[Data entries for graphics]
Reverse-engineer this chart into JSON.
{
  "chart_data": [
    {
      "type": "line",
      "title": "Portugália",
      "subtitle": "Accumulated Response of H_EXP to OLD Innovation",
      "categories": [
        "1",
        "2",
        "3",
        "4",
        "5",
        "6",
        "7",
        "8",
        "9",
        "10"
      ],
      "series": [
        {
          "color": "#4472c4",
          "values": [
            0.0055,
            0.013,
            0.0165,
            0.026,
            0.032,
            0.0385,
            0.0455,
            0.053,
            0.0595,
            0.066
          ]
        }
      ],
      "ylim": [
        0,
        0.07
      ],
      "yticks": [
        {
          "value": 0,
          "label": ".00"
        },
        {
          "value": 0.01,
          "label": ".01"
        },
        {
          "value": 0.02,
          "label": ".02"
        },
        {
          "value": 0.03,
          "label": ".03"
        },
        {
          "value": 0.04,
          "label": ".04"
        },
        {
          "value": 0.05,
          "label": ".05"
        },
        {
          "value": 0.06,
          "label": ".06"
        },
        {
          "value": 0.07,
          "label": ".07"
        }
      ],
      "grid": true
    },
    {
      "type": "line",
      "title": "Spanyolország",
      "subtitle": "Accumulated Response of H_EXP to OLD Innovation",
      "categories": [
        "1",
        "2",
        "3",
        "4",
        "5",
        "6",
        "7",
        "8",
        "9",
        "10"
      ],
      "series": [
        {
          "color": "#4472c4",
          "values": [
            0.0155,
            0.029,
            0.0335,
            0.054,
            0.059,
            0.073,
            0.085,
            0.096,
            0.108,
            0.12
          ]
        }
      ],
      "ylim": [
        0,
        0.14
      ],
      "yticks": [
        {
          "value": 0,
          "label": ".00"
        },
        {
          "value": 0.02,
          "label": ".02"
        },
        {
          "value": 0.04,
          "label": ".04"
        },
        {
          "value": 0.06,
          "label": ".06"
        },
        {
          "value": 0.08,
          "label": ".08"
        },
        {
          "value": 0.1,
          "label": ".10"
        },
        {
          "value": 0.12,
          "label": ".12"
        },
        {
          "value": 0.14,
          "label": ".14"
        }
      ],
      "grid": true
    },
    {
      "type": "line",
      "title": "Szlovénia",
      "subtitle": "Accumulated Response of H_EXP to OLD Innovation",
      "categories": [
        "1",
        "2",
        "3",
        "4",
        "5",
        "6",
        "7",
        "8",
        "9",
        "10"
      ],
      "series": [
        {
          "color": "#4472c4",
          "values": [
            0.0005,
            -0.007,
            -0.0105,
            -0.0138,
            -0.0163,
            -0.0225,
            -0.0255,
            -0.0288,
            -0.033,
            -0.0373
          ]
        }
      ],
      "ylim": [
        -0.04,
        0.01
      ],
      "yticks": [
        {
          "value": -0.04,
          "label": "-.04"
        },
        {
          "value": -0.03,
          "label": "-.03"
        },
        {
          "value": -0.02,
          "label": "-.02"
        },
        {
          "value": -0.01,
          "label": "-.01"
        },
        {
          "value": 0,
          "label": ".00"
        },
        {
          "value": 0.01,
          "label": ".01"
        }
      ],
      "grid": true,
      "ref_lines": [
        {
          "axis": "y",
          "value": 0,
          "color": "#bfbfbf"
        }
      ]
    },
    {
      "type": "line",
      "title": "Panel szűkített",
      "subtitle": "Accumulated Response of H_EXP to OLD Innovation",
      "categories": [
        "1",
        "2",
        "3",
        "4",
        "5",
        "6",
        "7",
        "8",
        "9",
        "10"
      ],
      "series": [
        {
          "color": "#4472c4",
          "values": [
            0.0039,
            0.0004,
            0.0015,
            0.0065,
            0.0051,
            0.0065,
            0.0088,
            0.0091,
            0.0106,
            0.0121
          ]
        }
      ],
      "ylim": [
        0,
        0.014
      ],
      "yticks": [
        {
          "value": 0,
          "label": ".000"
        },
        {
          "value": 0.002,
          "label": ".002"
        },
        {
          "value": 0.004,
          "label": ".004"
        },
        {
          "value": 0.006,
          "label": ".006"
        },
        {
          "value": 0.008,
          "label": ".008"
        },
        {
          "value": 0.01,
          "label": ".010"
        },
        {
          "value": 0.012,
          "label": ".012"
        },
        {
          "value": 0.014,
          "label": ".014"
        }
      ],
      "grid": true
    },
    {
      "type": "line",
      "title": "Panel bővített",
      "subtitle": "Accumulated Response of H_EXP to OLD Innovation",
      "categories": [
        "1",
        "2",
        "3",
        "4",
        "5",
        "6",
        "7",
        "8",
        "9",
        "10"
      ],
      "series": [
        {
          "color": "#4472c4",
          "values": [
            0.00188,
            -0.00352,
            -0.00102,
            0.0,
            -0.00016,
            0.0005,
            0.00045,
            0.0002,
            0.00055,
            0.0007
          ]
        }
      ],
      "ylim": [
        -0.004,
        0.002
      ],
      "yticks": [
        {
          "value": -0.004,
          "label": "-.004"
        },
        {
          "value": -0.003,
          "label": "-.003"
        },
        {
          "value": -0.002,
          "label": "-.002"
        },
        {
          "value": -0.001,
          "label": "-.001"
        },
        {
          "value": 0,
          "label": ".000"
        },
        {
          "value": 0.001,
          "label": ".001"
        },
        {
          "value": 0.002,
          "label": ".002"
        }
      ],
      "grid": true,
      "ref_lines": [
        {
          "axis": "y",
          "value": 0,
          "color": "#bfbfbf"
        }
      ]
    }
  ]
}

— What to work on —
Repeat every record, keeping each word and mark exactly as it is.

— Solution —
Reverse-engineer this chart into JSON.
{
  "chart_data": [
    {
      "type": "line",
      "title": "Portugália",
      "subtitle": "Accumulated Response of H_EXP to OLD Innovation",
      "categories": [
        "1",
        "2",
        "3",
        "4",
        "5",
        "6",
        "7",
        "8",
        "9",
        "10"
      ],
      "series": [
        {
          "color": "#4472c4",
          "values": [
            0.0055,
            0.013,
            0.0165,
            0.026,
            0.032,
            0.0385,
            0.0455,
            0.053,
            0.0595,
            0.066
          ]
        }
      ],
      "ylim": [
        0,
        0.07
      ],
      "yticks": [
        {
          "value": 0,
          "label": ".00"
        },
        {
          "value": 0.01,
          "label": ".01"
        },
        {
          "value": 0.02,
          "label": ".02"
        },
        {
          "value": 0.03,
          "label": ".03"
        },
        {
          "value": 0.04,
          "label": ".04"
        },
        {
          "value": 0.05,
          "label": ".05"
        },
        {
          "value": 0.06,
          "label": ".06"
        },
        {
          "value": 0.07,
          "label": ".07"
        }
      ],
      "grid": true
    },
    {
      "type": "line",
      "title": "Spanyolország",
      "subtitle": "Accumulated Response of H_EXP to OLD Innovation",
      "categories": [
        "1",
        "2",
        "3",
        "4",
        "5",
        "6",
        "7",
        "8",
        "9",
        "10"
      ],
      "series": [
        {
          "color": "#4472c4",
          "values": [
            0.0155,
            0.029,
            0.0335,
            0.054,
            0.059,
            0.073,
            0.085,
            0.096,
            0.108,
            0.12
          ]
        }
      ],
      "ylim": [
        0,
        0.14
      ],
      "yticks": [
        {
          "value": 0,
          "label": ".00"
        },
        {
          "value": 0.02,
          "label": ".02"
        },
        {
          "value": 0.04,
          "label": ".04"
        },
        {
          "value": 0.06,
          "label": ".06"
        },
        {
          "value": 0.08,
          "label": ".08"
        },
        {
          "value": 0.1,
          "label": ".10"
        },
        {
          "value": 0.12,
          "label": ".12"
        },
        {
          "value": 0.14,
          "label": ".14"
        }
      ],
      "grid": true
    },
    {
      "type": "line",
      "title": "Szlovénia",
      "subtitle": "Accumulated Response of H_EXP to OLD Innovation",
      "categories": [
        "1",
        "2",
        "3",
        "4",
        "5",
        "6",
        "7",
        "8",
        "9",
        "10"
      ],
      "series": [
        {
          "color": "#4472c4",
          "values": [
            0.0005,
            -0.007,
            -0.0105,
            -0.0138,
            -0.0163,
            -0.0225,
            -0.0255,
            -0.0288,
            -0.033,
            -0.0373
          ]
        }
      ],
      "ylim": [
        -0.04,
        0.01
      ],
      "yticks": [
        {
          "value": -0.04,
          "label": "-.04"
        },
        {
          "value": -0.03,
          "label": "-.03"
        },
        {
          "value": -0.02,
          "label": "-.02"
        },
        {
          "value": -0.01,
          "label": "-.01"
        },
        {
          "value": 0,
          "label": ".00"
        },
        {
          "value": 0.01,
          "label": ".01"
        }
      ],
      "grid": true,
      "ref_lines": [
        {
          "axis": "y",
          "value": 0,
          "color": "#bfbfbf"
        }
      ]
    },
    {
      "type": "line",
      "title": "Panel szűkített",
      "subtitle": "Accumulated Response of H_EXP to OLD Innovation",
      "categories": [
        "1",
        "2",
        "3",
        "4",
        "5",
        "6",
        "7",
        "8",
        "9",
        "10"
      ],
      "series": [
        {
          "color": "#4472c4",
          "values": [
            0.0039,
            0.0004,
            0.0015,
            0.0065,
            0.0051,
            0.0065,
            0.0088,
            0.0091,
            0.0106,
            0.0121
          ]
        }
      ],
      "ylim": [
        0,
        0.014
      ],
      "yticks": [
        {
          "value": 0,
          "label": ".000"
        },
        {
          "value": 0.002,
          "label": ".002"
        },
        {
          "value": 0.004,
          "label": ".004"
        },
        {
          "value": 0.006,
          "label": ".006"
        },
        {
          "value": 0.008,
          "label": ".008"
        },
        {
          "value": 0.01,
          "label": ".010"
        },
        {
          "value": 0.012,
          "label": ".012"
        },
        {
          "value": 0.014,
          "label": ".014"
        }
      ],
      "grid": true
    },
    {
      "type": "line",
      "title": "Panel bővített",
      "subtitle": "Accumulated Response of H_EXP to OLD Innovation",
      "categories": [
        "1",
        "2",
        "3",
        "4",
        "5",
        "6",
        "7",
        "8",
        "9",
        "10"
      ],
      "series": [
        {
          "color": "#4472c4",
          "values": [
            0.00188,
            -0.00352,
            -0.00102,
            0.0,
            -0.00016,
            0.0005,
            0.00045,
            0.0002,
            0.00055,
            0.0007
          ]
        }
      ],
      "ylim": [
        -0.004,
        0.002
      ],
      "yticks": [
        {
          "value": -0.004,
          "label": "-.004"
        },
        {
          "value": -0.003,
          "label": "-.003"
        },
        {
          "value": -0.002,
          "label": "-.002"
        },
        {
          "value": -0.001,
          "label": "-.001"
        },
        {
          "value": 0,
          "label": ".000"
        },
        {
          "value": 0.001,
          "label": ".001"
        },
        {
          "value": 0.002,
          "label": ".002"
        }
      ],
      "grid": true,
      "ref_lines": [
        {
          "axis": "y",
          "value": 0,
          "color": "#bfbfbf"
        }
      ]
    }
  ]
}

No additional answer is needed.